§ EXERCISES
1. According to the passage below on online retailing, what did Forrester Research find about how an Internet presence affects real-world sales?
2. Decide whether each statement agrees with the passage below on online retailing: (a) Groceries sell easily online. (b) Brick-and-mortar companies that already have a fulfillment infrastructure will be more successful in the long run than online pure plays. (c) Selling automobiles online without a test drive has gone badly. Answer yes or no for each, and quote the words of the passage that decide it.
3. Write the next part of the passage below on online retailing, picking up after its final sentence.

(TEXT BLOCK begins)

That's the intrinsic problem many e-tailers face: the inability to chose products that are more effectively sold online than in the real world. Clothing shopping online requires the customer to guess at what they'd look like in the garments presented on a Web site. Attempts to sell automobiles online,without the test drive,have been woefully unsuccessful. And even groceries are a hard sell; people still want to pick out their own meat, produce and bread, despite the inconvenience of having to go to out to do it themselves.
For these products, which rely on the consumer to evaluate the product before buying, the only hope for e-tailing is to combine the Internet experience with a brick-and-mortar presence. Forrester Research revealed earlier this year that an Internet presence does not cannibalize real-world sales; instead, the two reinforce each other and more than double the average amount spent by customers who utilize both venues. For instance, a clothing shopper might go online, see something he or she likes, and then visit the real-world outlet to check for fit and make the purchase. Similarly, a customer might be undecided after trying something on, but decide to buy later and use the convenience of the online site to pay for the new duds.
The consumer products that should succeed best are ones that customers already understand,well-defined items like auto parts, books or videos. However, competitors in this space have also bled revenue because of the need to build a back-end and fulfillment infrastructure. Again, brick-and-mortar companies who already have such an infrastructure will be more successful in the long run than online pure plays.

(TEXT BLOCK ends)
(DATASET EXTRACT begins)

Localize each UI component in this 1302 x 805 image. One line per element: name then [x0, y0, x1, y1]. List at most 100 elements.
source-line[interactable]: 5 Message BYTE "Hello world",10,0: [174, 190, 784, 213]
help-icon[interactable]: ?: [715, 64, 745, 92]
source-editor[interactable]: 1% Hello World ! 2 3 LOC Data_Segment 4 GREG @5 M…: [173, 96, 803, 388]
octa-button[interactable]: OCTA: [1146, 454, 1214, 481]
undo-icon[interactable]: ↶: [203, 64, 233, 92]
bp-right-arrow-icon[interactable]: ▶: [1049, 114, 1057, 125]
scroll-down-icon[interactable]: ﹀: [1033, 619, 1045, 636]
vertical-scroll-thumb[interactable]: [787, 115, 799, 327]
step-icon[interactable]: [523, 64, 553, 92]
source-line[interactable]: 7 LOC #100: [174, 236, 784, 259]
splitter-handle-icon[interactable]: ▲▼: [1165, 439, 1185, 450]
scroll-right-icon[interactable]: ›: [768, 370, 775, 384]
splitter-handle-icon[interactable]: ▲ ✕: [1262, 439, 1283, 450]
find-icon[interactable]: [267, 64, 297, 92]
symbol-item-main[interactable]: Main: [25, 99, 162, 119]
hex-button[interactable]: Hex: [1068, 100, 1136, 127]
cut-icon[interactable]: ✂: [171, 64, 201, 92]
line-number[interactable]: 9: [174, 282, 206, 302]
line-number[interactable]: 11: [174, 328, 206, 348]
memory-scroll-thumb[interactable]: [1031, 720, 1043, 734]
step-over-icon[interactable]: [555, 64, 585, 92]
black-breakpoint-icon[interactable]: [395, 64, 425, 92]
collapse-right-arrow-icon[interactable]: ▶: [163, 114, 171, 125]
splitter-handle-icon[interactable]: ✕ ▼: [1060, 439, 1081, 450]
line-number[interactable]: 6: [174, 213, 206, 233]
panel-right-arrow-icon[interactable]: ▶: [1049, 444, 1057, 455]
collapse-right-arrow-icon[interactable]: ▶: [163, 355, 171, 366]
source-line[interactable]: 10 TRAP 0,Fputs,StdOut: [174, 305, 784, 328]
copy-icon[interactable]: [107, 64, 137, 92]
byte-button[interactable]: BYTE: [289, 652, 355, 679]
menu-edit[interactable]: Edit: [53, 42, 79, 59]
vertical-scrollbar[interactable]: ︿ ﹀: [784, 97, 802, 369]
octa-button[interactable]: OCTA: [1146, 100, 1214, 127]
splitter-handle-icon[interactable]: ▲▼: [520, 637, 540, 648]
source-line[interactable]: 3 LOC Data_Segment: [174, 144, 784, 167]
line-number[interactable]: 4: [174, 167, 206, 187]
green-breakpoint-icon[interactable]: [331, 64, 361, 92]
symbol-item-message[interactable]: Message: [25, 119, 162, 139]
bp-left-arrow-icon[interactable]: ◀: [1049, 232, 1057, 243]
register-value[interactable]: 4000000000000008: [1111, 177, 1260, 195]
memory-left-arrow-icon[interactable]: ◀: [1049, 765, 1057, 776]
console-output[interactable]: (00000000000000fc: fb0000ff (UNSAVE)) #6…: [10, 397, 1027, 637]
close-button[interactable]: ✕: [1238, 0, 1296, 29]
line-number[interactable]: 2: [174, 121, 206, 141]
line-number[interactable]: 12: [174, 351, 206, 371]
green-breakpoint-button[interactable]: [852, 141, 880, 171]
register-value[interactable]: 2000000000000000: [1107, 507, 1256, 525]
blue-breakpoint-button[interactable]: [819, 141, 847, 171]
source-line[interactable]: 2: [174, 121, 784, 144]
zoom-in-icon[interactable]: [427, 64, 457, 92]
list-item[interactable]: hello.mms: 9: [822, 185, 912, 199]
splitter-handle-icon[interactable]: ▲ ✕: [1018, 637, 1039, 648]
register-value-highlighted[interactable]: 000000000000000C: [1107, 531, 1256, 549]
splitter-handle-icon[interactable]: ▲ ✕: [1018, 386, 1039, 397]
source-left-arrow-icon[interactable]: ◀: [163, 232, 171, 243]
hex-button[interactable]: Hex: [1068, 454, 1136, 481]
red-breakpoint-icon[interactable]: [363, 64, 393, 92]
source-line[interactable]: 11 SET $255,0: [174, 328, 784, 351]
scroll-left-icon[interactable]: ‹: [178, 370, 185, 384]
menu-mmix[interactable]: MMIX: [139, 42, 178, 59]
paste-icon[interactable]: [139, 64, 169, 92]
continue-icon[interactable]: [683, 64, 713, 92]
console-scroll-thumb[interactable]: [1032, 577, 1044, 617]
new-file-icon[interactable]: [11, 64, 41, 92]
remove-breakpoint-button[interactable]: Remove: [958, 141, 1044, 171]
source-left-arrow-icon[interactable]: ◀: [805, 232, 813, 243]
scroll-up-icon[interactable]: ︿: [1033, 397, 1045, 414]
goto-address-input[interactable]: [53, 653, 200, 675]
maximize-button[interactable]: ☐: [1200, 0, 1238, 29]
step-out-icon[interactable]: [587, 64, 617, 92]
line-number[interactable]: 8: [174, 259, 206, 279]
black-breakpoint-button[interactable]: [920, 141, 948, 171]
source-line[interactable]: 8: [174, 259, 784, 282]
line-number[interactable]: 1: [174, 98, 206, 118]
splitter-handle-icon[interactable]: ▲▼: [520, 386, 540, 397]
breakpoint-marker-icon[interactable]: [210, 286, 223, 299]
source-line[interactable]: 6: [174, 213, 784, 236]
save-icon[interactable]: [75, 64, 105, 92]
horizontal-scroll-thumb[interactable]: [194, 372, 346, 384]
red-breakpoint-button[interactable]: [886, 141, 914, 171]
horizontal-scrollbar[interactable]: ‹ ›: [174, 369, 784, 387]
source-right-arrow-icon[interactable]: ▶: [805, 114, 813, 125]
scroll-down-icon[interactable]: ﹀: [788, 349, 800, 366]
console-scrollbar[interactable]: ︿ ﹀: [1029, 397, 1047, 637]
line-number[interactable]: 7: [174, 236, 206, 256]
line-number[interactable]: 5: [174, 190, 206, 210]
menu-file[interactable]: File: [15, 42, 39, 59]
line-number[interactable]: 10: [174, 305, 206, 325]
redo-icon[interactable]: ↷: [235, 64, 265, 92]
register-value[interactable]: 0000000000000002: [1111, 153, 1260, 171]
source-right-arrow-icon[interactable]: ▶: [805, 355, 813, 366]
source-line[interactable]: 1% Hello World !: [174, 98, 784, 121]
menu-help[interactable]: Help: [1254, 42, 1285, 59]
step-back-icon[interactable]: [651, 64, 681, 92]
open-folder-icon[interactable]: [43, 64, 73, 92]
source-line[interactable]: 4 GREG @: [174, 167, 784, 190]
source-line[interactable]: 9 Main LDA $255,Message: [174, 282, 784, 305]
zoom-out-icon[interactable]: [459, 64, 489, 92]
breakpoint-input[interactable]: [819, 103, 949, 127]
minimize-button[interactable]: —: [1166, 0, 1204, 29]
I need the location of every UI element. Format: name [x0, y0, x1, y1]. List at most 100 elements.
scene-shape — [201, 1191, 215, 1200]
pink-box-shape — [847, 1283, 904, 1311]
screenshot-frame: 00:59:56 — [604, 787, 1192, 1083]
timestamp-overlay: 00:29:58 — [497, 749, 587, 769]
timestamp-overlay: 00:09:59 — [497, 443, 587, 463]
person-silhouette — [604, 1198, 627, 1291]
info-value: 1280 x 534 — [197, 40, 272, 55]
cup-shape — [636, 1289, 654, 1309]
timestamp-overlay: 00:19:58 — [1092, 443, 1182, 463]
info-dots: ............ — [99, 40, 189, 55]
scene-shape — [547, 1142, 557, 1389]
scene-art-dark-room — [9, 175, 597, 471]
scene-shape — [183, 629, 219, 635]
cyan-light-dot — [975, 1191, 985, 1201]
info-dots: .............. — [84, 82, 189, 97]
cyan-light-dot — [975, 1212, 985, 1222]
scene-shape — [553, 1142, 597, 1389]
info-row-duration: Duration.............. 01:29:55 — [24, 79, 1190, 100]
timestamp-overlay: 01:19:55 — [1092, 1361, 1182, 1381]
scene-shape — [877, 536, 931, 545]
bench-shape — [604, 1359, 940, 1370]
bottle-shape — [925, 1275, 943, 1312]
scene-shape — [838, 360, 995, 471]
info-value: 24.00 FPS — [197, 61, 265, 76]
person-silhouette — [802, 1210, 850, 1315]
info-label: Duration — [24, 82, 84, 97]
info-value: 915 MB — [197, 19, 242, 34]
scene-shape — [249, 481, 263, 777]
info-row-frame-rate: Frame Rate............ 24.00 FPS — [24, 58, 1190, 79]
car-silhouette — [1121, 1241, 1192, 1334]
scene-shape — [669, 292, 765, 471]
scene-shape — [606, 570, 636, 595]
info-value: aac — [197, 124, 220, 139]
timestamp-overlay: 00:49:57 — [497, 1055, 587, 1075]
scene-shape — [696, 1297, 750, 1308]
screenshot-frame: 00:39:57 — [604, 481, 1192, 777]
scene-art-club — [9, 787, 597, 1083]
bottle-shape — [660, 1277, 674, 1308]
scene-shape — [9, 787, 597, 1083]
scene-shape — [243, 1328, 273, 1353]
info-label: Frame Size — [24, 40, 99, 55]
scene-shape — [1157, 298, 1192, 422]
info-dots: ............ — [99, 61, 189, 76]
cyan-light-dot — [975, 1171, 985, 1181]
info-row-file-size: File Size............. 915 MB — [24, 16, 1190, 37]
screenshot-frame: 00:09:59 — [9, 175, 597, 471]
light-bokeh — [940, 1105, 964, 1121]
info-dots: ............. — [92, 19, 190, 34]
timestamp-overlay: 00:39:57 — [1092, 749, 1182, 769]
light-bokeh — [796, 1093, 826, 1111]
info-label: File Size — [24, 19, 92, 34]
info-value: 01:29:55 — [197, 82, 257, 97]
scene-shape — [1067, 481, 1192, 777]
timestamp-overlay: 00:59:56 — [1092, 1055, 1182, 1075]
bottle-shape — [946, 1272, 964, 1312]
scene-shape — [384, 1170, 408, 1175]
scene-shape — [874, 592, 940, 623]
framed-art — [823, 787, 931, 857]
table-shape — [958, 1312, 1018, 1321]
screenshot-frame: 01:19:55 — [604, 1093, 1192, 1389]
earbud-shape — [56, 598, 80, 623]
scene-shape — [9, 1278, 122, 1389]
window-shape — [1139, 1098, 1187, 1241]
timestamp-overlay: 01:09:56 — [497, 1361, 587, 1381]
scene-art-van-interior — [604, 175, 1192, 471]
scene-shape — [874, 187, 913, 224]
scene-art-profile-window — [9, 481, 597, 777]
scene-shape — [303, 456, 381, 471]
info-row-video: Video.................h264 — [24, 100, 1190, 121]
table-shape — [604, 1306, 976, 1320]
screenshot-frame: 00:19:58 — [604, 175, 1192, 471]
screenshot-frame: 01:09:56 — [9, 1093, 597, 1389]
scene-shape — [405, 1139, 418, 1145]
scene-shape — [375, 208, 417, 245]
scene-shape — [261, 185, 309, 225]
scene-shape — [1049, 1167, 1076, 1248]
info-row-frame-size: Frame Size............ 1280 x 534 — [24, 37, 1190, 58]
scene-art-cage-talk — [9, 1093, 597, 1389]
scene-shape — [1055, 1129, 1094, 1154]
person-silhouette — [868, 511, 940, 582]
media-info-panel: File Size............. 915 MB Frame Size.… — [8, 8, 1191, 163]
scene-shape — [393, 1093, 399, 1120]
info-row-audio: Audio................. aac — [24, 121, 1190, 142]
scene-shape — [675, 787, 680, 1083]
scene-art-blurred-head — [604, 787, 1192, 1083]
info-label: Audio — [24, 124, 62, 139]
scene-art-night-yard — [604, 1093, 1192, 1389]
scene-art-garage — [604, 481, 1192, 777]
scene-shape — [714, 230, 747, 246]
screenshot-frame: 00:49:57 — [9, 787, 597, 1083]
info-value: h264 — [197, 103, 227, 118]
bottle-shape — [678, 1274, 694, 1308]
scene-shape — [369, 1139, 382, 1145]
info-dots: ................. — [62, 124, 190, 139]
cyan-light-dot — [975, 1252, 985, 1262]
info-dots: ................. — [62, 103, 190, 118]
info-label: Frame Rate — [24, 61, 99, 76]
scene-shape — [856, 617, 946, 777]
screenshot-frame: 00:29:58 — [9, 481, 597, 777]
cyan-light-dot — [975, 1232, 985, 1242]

(DATASET EXTRACT ends)

§ RESULTS BY TASK
1. An Internet presence does not cannibalize real-world sales. The two reinforce each other and more than double the average amount spent by customers who use both venues.

2.
(a) No: "even groceries are a hard sell"
(b) Yes: "brick-and-mortar companies who already have such an infrastructure will be more successful in the long run than online pure plays"
(c) Yes: "have been woefully unsuccessful"

3.
Which pure-play companies are currently succeeding on the Internet? Thus far, the most successful have been smaller companies with narrower focuses. A great example of this is HobbyLink Japan, a Tokyo-based service that markets Japanese-made plastic model kits to customers in Europe and the U.S., who have to pay much higher prices because of the additional charges distributors add to products. The interface to the site is concise and to the point, partly by design and partly because customers know what to expect from the products. As a result, HobbyLink Japan has had to expand its warehousing capacity three times in the past three years to cope with demand and is profitable despite competition from other international players.
The lessons for solution providers are many. Look at what your potential e-tailer partner is selling; if you would be reluctant to buy it online, you can bet that the public at large will be equally reluctant. E-tailers who bring a Web-only approach to their businesses are depriving themselves of opportunities to use other channels to reach customers and should be considered very judiciously before becoming a partner. If they are embraced as a partner, emphasis needs to be placed on building the key components first, those that lead directly to revenue, starting with the backend billing and fulfillment components and carrying up through the site architecture. Finally, solution providers should not be averse to taking on smaller companies for pure-play solutions, because these companies often understand the use of the Net better than the larger companies whose commercials used to crowd the airwaves.
Eventually, we'll see the Internet's B2C sector settle into a successful groove. But, just as cars are sold in dealerships and clothes are sold at the mall, a more clearly defined product mix will be sold online. Whether it's corndogs or caviar has yet to be determined.